*What you are asked to do:* Below is some material; transcribe all of it exactly.

*Material supplied:*
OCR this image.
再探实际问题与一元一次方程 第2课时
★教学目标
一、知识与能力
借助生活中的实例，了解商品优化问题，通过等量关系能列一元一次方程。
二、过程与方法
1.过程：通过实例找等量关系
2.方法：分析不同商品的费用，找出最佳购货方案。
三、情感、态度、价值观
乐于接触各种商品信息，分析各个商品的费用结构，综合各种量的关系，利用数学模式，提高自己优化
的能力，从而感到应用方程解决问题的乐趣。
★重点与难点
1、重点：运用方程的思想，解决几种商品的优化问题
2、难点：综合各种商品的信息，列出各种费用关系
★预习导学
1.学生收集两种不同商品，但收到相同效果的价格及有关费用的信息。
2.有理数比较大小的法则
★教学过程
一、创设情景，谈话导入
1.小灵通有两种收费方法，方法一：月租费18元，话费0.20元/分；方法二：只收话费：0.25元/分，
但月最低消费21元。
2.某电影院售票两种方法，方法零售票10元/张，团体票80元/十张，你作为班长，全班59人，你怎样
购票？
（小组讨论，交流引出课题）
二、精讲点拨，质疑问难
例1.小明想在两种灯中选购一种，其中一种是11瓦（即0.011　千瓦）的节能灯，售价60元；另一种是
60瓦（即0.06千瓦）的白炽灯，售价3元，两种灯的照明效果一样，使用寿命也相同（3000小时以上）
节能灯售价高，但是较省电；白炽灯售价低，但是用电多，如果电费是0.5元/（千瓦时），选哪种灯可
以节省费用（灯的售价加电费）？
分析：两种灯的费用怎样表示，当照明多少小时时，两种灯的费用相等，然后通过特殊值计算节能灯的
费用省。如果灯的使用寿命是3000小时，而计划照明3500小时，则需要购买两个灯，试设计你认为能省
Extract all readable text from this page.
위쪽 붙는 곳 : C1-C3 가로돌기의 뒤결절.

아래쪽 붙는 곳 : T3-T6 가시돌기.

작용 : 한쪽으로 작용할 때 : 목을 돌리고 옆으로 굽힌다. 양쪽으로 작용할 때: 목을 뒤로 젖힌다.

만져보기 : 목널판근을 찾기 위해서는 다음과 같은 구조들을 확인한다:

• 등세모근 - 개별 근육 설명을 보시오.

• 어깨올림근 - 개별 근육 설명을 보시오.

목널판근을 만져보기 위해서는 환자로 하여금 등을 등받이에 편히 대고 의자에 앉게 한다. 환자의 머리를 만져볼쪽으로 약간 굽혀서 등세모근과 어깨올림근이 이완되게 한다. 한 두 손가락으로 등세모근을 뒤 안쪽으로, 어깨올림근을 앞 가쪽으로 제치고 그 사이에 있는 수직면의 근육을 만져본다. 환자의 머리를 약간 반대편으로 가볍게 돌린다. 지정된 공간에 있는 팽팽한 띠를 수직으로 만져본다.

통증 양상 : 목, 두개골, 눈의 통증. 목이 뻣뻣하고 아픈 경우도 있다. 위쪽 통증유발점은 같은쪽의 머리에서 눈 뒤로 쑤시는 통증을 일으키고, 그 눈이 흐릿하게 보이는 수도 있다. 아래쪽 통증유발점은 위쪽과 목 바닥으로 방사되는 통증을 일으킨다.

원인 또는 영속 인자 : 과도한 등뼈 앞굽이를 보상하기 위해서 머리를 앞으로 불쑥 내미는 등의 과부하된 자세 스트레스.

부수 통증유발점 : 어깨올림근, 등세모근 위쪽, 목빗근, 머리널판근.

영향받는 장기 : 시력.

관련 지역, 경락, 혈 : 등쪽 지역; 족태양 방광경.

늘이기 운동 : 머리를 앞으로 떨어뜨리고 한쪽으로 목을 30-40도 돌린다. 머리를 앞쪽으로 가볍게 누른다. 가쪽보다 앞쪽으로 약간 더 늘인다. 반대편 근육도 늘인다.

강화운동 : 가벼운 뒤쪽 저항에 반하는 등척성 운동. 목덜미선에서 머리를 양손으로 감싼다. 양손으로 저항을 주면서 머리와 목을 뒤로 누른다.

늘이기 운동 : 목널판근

*Answer below:*
OCR this image.
再探实际问题与一元一次方程 第2课时
★教学目标
一、知识与能力
借助生活中的实例，了解商品优化问题，通过等量关系能列一元一次方程。
二、过程与方法
1.过程：通过实例找等量关系
2.方法：分析不同商品的费用，找出最佳购货方案。
三、情感、态度、价值观
乐于接触各种商品信息，分析各个商品的费用结构，综合各种量的关系，利用数学模式，提高自己优化
的能力，从而感到应用方程解决问题的乐趣。
★重点与难点
1、重点：运用方程的思想，解决几种商品的优化问题
2、难点：综合各种商品的信息，列出各种费用关系
★预习导学
1.学生收集两种不同商品，但收到相同效果的价格及有关费用的信息。
2.有理数比较大小的法则
★教学过程
一、创设情景，谈话导入
1.小灵通有两种收费方法，方法一：月租费18元，话费0.20元/分；方法二：只收话费：0.25元/分，
但月最低消费21元。
2.某电影院售票两种方法，方法零售票10元/张，团体票80元/十张，你作为班长，全班59人，你怎样
购票？
（小组讨论，交流引出课题）
二、精讲点拨，质疑问难
例1.小明想在两种灯中选购一种，其中一种是11瓦（即0.011　千瓦）的节能灯，售价60元；另一种是
60瓦（即0.06千瓦）的白炽灯，售价3元，两种灯的照明效果一样，使用寿命也相同（3000小时以上）
节能灯售价高，但是较省电；白炽灯售价低，但是用电多，如果电费是0.5元/（千瓦时），选哪种灯可
以节省费用（灯的售价加电费）？
分析：两种灯的费用怎样表示，当照明多少小时时，两种灯的费用相等，然后通过特殊值计算节能灯的
费用省。如果灯的使用寿命是3000小时，而计划照明3500小时，则需要购买两个灯，试设计你认为能省
Extract all readable text from this page.
위쪽 붙는 곳 : C1-C3 가로돌기의 뒤결절.

아래쪽 붙는 곳 : T3-T6 가시돌기.

작용 : 한쪽으로 작용할 때 : 목을 돌리고 옆으로 굽힌다. 양쪽으로 작용할 때: 목을 뒤로 젖힌다.

만져보기 : 목널판근을 찾기 위해서는 다음과 같은 구조들을 확인한다:

• 등세모근 - 개별 근육 설명을 보시오.

• 어깨올림근 - 개별 근육 설명을 보시오.

목널판근을 만져보기 위해서는 환자로 하여금 등을 등받이에 편히 대고 의자에 앉게 한다. 환자의 머리를 만져볼쪽으로 약간 굽혀서 등세모근과 어깨올림근이 이완되게 한다. 한 두 손가락으로 등세모근을 뒤 안쪽으로, 어깨올림근을 앞 가쪽으로 제치고 그 사이에 있는 수직면의 근육을 만져본다. 환자의 머리를 약간 반대편으로 가볍게 돌린다. 지정된 공간에 있는 팽팽한 띠를 수직으로 만져본다.

통증 양상 : 목, 두개골, 눈의 통증. 목이 뻣뻣하고 아픈 경우도 있다. 위쪽 통증유발점은 같은쪽의 머리에서 눈 뒤로 쑤시는 통증을 일으키고, 그 눈이 흐릿하게 보이는 수도 있다. 아래쪽 통증유발점은 위쪽과 목 바닥으로 방사되는 통증을 일으킨다.

원인 또는 영속 인자 : 과도한 등뼈 앞굽이를 보상하기 위해서 머리를 앞으로 불쑥 내미는 등의 과부하된 자세 스트레스.

부수 통증유발점 : 어깨올림근, 등세모근 위쪽, 목빗근, 머리널판근.

영향받는 장기 : 시력.

관련 지역, 경락, 혈 : 등쪽 지역; 족태양 방광경.

늘이기 운동 : 머리를 앞으로 떨어뜨리고 한쪽으로 목을 30-40도 돌린다. 머리를 앞쪽으로 가볍게 누른다. 가쪽보다 앞쪽으로 약간 더 늘인다. 반대편 근육도 늘인다.

강화운동 : 가벼운 뒤쪽 저항에 반하는 등척성 운동. 목덜미선에서 머리를 양손으로 감싼다. 양손으로 저항을 주면서 머리와 목을 뒤로 누른다.

늘이기 운동 : 목널판근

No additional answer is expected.